*What to do:*
Write every record out again exactly, and keep images out of it.

┌──

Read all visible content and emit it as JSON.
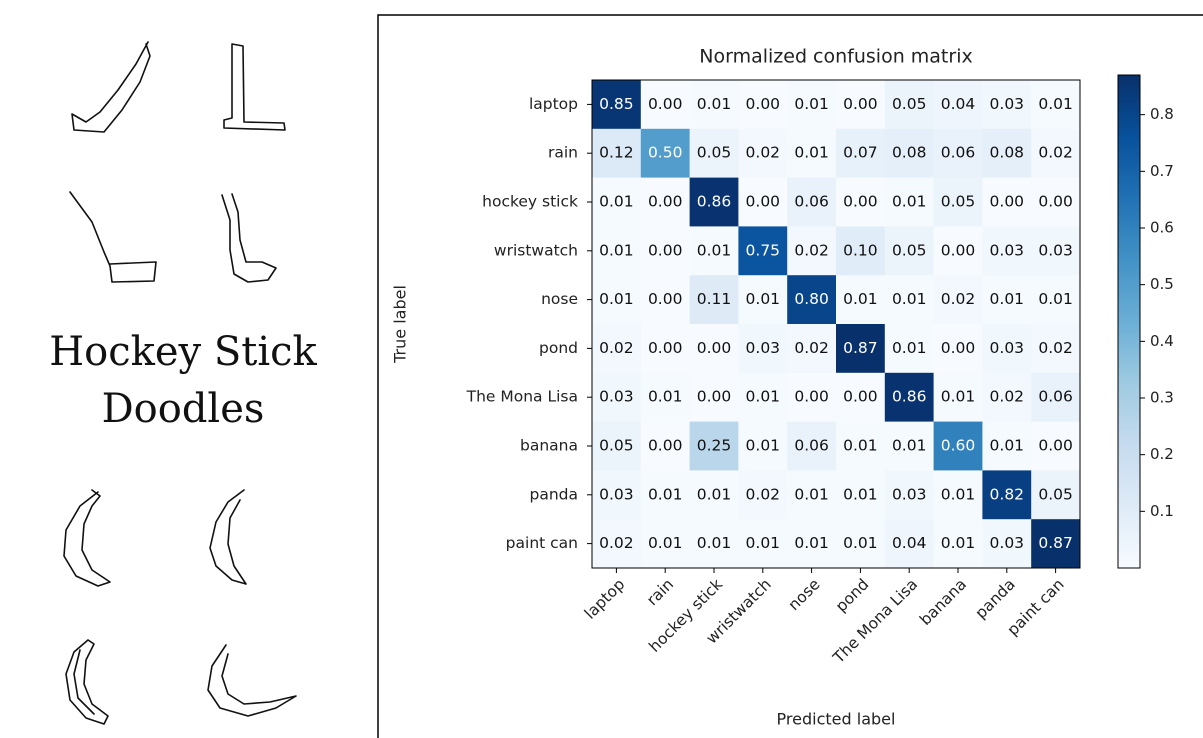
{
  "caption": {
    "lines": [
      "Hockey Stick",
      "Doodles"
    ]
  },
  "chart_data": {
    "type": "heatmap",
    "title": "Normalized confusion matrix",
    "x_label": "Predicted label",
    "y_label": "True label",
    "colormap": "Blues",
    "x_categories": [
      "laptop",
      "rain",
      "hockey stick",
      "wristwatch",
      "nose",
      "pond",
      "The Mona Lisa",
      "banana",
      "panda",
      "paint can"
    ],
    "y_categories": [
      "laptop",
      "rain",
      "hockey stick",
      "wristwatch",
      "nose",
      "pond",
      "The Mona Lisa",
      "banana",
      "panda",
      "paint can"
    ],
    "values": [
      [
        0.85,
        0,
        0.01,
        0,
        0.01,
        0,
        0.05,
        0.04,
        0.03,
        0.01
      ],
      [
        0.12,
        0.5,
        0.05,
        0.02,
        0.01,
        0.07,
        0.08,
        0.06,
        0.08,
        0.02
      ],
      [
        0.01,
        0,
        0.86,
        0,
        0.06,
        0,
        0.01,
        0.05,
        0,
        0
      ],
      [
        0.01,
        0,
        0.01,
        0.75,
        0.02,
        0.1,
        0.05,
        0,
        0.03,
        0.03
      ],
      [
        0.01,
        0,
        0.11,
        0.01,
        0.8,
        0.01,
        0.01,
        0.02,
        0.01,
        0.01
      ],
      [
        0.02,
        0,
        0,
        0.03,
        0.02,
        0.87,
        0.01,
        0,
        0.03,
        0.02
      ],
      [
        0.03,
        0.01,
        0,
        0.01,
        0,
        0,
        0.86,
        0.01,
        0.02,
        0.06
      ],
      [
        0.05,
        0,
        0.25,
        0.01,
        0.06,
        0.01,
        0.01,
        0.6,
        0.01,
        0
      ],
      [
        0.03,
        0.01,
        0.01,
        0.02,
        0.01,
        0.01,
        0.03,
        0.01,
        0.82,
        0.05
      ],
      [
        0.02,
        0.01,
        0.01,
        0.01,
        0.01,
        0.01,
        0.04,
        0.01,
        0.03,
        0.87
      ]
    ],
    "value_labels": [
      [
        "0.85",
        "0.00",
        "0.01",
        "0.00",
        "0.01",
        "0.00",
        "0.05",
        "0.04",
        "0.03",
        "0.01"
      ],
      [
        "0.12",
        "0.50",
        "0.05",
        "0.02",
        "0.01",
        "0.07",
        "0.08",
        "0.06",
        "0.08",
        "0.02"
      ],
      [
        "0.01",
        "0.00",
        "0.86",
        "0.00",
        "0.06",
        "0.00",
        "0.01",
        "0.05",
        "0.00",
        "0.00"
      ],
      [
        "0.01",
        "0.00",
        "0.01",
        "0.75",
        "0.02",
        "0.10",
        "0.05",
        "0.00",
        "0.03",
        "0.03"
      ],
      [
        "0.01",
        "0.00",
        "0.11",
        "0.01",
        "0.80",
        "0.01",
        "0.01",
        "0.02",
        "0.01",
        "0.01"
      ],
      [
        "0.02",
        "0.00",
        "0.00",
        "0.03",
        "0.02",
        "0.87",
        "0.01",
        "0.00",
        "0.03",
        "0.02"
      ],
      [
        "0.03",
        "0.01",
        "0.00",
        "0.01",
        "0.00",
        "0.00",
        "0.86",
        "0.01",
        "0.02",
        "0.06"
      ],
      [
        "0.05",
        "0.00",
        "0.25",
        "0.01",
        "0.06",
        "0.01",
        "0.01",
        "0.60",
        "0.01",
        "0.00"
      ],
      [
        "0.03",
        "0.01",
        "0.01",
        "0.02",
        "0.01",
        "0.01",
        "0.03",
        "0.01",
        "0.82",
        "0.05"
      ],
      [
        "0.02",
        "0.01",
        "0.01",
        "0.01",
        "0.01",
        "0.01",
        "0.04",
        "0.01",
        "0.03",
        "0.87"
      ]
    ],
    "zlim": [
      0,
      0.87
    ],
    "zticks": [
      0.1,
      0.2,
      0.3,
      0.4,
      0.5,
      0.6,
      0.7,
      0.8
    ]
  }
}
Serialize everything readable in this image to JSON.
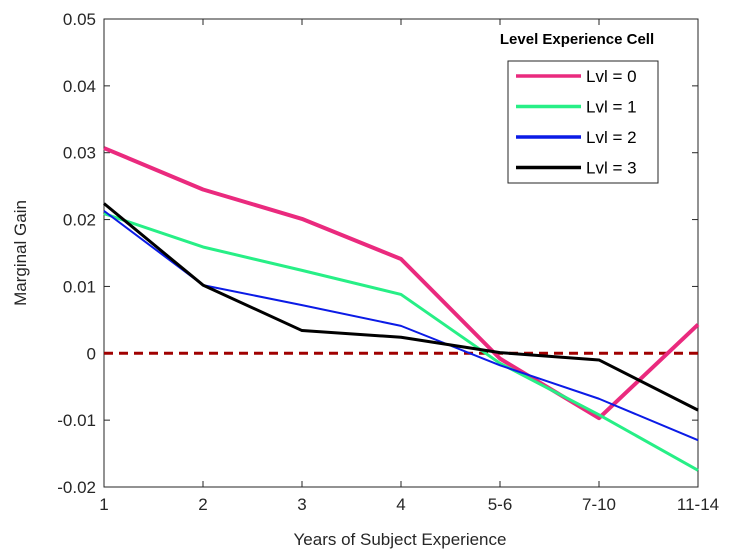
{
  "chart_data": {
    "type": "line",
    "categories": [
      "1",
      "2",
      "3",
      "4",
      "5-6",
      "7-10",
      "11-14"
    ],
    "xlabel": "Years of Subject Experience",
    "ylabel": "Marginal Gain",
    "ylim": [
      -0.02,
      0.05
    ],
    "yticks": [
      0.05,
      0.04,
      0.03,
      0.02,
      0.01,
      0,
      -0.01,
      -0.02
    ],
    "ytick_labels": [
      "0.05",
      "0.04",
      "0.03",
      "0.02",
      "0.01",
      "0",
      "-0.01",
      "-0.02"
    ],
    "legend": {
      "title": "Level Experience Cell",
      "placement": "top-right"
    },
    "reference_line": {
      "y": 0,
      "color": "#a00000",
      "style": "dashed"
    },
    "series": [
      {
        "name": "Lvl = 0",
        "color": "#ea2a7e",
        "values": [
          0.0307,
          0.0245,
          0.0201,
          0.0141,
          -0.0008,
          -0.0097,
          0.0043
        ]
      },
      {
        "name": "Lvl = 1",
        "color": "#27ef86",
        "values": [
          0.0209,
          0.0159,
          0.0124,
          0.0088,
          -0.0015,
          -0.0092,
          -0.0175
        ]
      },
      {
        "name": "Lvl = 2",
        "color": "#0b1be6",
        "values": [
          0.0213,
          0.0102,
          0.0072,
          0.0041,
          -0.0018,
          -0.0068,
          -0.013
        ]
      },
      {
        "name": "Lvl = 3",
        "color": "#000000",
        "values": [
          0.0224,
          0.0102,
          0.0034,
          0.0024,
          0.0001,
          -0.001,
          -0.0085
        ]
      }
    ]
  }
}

└──

*Full response:*
Read all visible content and emit it as JSON.
{
  "caption": {
    "lines": [
      "Hockey Stick",
      "Doodles"
    ]
  },
  "chart_data": {
    "type": "heatmap",
    "title": "Normalized confusion matrix",
    "x_label": "Predicted label",
    "y_label": "True label",
    "colormap": "Blues",
    "x_categories": [
      "laptop",
      "rain",
      "hockey stick",
      "wristwatch",
      "nose",
      "pond",
      "The Mona Lisa",
      "banana",
      "panda",
      "paint can"
    ],
    "y_categories": [
      "laptop",
      "rain",
      "hockey stick",
      "wristwatch",
      "nose",
      "pond",
      "The Mona Lisa",
      "banana",
      "panda",
      "paint can"
    ],
    "values": [
      [
        0.85,
        0,
        0.01,
        0,
        0.01,
        0,
        0.05,
        0.04,
        0.03,
        0.01
      ],
      [
        0.12,
        0.5,
        0.05,
        0.02,
        0.01,
        0.07,
        0.08,
        0.06,
        0.08,
        0.02
      ],
      [
        0.01,
        0,
        0.86,
        0,
        0.06,
        0,
        0.01,
        0.05,
        0,
        0
      ],
      [
        0.01,
        0,
        0.01,
        0.75,
        0.02,
        0.1,
        0.05,
        0,
        0.03,
        0.03
      ],
      [
        0.01,
        0,
        0.11,
        0.01,
        0.8,
        0.01,
        0.01,
        0.02,
        0.01,
        0.01
      ],
      [
        0.02,
        0,
        0,
        0.03,
        0.02,
        0.87,
        0.01,
        0,
        0.03,
        0.02
      ],
      [
        0.03,
        0.01,
        0,
        0.01,
        0,
        0,
        0.86,
        0.01,
        0.02,
        0.06
      ],
      [
        0.05,
        0,
        0.25,
        0.01,
        0.06,
        0.01,
        0.01,
        0.6,
        0.01,
        0
      ],
      [
        0.03,
        0.01,
        0.01,
        0.02,
        0.01,
        0.01,
        0.03,
        0.01,
        0.82,
        0.05
      ],
      [
        0.02,
        0.01,
        0.01,
        0.01,
        0.01,
        0.01,
        0.04,
        0.01,
        0.03,
        0.87
      ]
    ],
    "value_labels": [
      [
        "0.85",
        "0.00",
        "0.01",
        "0.00",
        "0.01",
        "0.00",
        "0.05",
        "0.04",
        "0.03",
        "0.01"
      ],
      [
        "0.12",
        "0.50",
        "0.05",
        "0.02",
        "0.01",
        "0.07",
        "0.08",
        "0.06",
        "0.08",
        "0.02"
      ],
      [
        "0.01",
        "0.00",
        "0.86",
        "0.00",
        "0.06",
        "0.00",
        "0.01",
        "0.05",
        "0.00",
        "0.00"
      ],
      [
        "0.01",
        "0.00",
        "0.01",
        "0.75",
        "0.02",
        "0.10",
        "0.05",
        "0.00",
        "0.03",
        "0.03"
      ],
      [
        "0.01",
        "0.00",
        "0.11",
        "0.01",
        "0.80",
        "0.01",
        "0.01",
        "0.02",
        "0.01",
        "0.01"
      ],
      [
        "0.02",
        "0.00",
        "0.00",
        "0.03",
        "0.02",
        "0.87",
        "0.01",
        "0.00",
        "0.03",
        "0.02"
      ],
      [
        "0.03",
        "0.01",
        "0.00",
        "0.01",
        "0.00",
        "0.00",
        "0.86",
        "0.01",
        "0.02",
        "0.06"
      ],
      [
        "0.05",
        "0.00",
        "0.25",
        "0.01",
        "0.06",
        "0.01",
        "0.01",
        "0.60",
        "0.01",
        "0.00"
      ],
      [
        "0.03",
        "0.01",
        "0.01",
        "0.02",
        "0.01",
        "0.01",
        "0.03",
        "0.01",
        "0.82",
        "0.05"
      ],
      [
        "0.02",
        "0.01",
        "0.01",
        "0.01",
        "0.01",
        "0.01",
        "0.04",
        "0.01",
        "0.03",
        "0.87"
      ]
    ],
    "zlim": [
      0,
      0.87
    ],
    "zticks": [
      0.1,
      0.2,
      0.3,
      0.4,
      0.5,
      0.6,
      0.7,
      0.8
    ]
  }
}
Serialize everything readable in this image to JSON.
{
  "chart_data": {
    "type": "line",
    "categories": [
      "1",
      "2",
      "3",
      "4",
      "5-6",
      "7-10",
      "11-14"
    ],
    "xlabel": "Years of Subject Experience",
    "ylabel": "Marginal Gain",
    "ylim": [
      -0.02,
      0.05
    ],
    "yticks": [
      0.05,
      0.04,
      0.03,
      0.02,
      0.01,
      0,
      -0.01,
      -0.02
    ],
    "ytick_labels": [
      "0.05",
      "0.04",
      "0.03",
      "0.02",
      "0.01",
      "0",
      "-0.01",
      "-0.02"
    ],
    "legend": {
      "title": "Level Experience Cell",
      "placement": "top-right"
    },
    "reference_line": {
      "y": 0,
      "color": "#a00000",
      "style": "dashed"
    },
    "series": [
      {
        "name": "Lvl = 0",
        "color": "#ea2a7e",
        "values": [
          0.0307,
          0.0245,
          0.0201,
          0.0141,
          -0.0008,
          -0.0097,
          0.0043
        ]
      },
      {
        "name": "Lvl = 1",
        "color": "#27ef86",
        "values": [
          0.0209,
          0.0159,
          0.0124,
          0.0088,
          -0.0015,
          -0.0092,
          -0.0175
        ]
      },
      {
        "name": "Lvl = 2",
        "color": "#0b1be6",
        "values": [
          0.0213,
          0.0102,
          0.0072,
          0.0041,
          -0.0018,
          -0.0068,
          -0.013
        ]
      },
      {
        "name": "Lvl = 3",
        "color": "#000000",
        "values": [
          0.0224,
          0.0102,
          0.0034,
          0.0024,
          0.0001,
          -0.001,
          -0.0085
        ]
      }
    ]
  }
}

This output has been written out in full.